• [GIVEN TASK]: Quote the listing in full, exactly as given, minus any pictures.

Entries from a visual dataset
▼

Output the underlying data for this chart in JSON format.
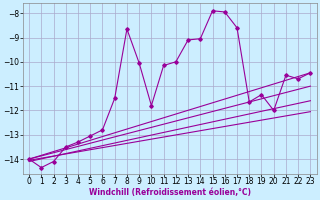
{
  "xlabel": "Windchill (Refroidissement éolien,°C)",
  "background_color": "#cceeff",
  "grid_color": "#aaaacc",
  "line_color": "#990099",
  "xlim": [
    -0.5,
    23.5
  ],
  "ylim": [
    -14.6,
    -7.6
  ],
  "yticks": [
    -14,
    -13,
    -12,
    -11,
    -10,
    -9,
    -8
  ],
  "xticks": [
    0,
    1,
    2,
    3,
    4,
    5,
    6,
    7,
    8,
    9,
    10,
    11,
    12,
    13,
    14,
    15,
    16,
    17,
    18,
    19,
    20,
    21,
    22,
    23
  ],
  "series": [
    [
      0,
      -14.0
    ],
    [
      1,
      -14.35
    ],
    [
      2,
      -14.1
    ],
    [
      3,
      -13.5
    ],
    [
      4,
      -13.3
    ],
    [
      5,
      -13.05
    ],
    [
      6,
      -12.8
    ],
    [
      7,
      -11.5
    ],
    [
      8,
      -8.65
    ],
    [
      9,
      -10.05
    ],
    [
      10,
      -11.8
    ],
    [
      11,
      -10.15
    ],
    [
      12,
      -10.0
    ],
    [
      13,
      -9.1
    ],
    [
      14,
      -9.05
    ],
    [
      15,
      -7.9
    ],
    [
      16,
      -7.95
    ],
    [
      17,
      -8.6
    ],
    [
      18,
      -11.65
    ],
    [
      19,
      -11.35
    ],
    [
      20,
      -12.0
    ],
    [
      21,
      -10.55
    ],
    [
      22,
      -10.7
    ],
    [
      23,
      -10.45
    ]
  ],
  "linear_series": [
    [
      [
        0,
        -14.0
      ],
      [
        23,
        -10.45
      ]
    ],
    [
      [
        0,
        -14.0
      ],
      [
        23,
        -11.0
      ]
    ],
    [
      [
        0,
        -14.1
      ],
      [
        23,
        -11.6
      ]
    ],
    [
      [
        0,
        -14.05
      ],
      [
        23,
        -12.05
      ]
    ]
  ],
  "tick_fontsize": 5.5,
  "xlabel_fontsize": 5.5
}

▲

• [RESPONSE BELOW]:
Output the underlying data for this chart in JSON format.
{
  "xlabel": "Windchill (Refroidissement éolien,°C)",
  "background_color": "#cceeff",
  "grid_color": "#aaaacc",
  "line_color": "#990099",
  "xlim": [
    -0.5,
    23.5
  ],
  "ylim": [
    -14.6,
    -7.6
  ],
  "yticks": [
    -14,
    -13,
    -12,
    -11,
    -10,
    -9,
    -8
  ],
  "xticks": [
    0,
    1,
    2,
    3,
    4,
    5,
    6,
    7,
    8,
    9,
    10,
    11,
    12,
    13,
    14,
    15,
    16,
    17,
    18,
    19,
    20,
    21,
    22,
    23
  ],
  "series": [
    [
      0,
      -14.0
    ],
    [
      1,
      -14.35
    ],
    [
      2,
      -14.1
    ],
    [
      3,
      -13.5
    ],
    [
      4,
      -13.3
    ],
    [
      5,
      -13.05
    ],
    [
      6,
      -12.8
    ],
    [
      7,
      -11.5
    ],
    [
      8,
      -8.65
    ],
    [
      9,
      -10.05
    ],
    [
      10,
      -11.8
    ],
    [
      11,
      -10.15
    ],
    [
      12,
      -10.0
    ],
    [
      13,
      -9.1
    ],
    [
      14,
      -9.05
    ],
    [
      15,
      -7.9
    ],
    [
      16,
      -7.95
    ],
    [
      17,
      -8.6
    ],
    [
      18,
      -11.65
    ],
    [
      19,
      -11.35
    ],
    [
      20,
      -12.0
    ],
    [
      21,
      -10.55
    ],
    [
      22,
      -10.7
    ],
    [
      23,
      -10.45
    ]
  ],
  "linear_series": [
    [
      [
        0,
        -14.0
      ],
      [
        23,
        -10.45
      ]
    ],
    [
      [
        0,
        -14.0
      ],
      [
        23,
        -11.0
      ]
    ],
    [
      [
        0,
        -14.1
      ],
      [
        23,
        -11.6
      ]
    ],
    [
      [
        0,
        -14.05
      ],
      [
        23,
        -12.05
      ]
    ]
  ],
  "tick_fontsize": 5.5,
  "xlabel_fontsize": 5.5
}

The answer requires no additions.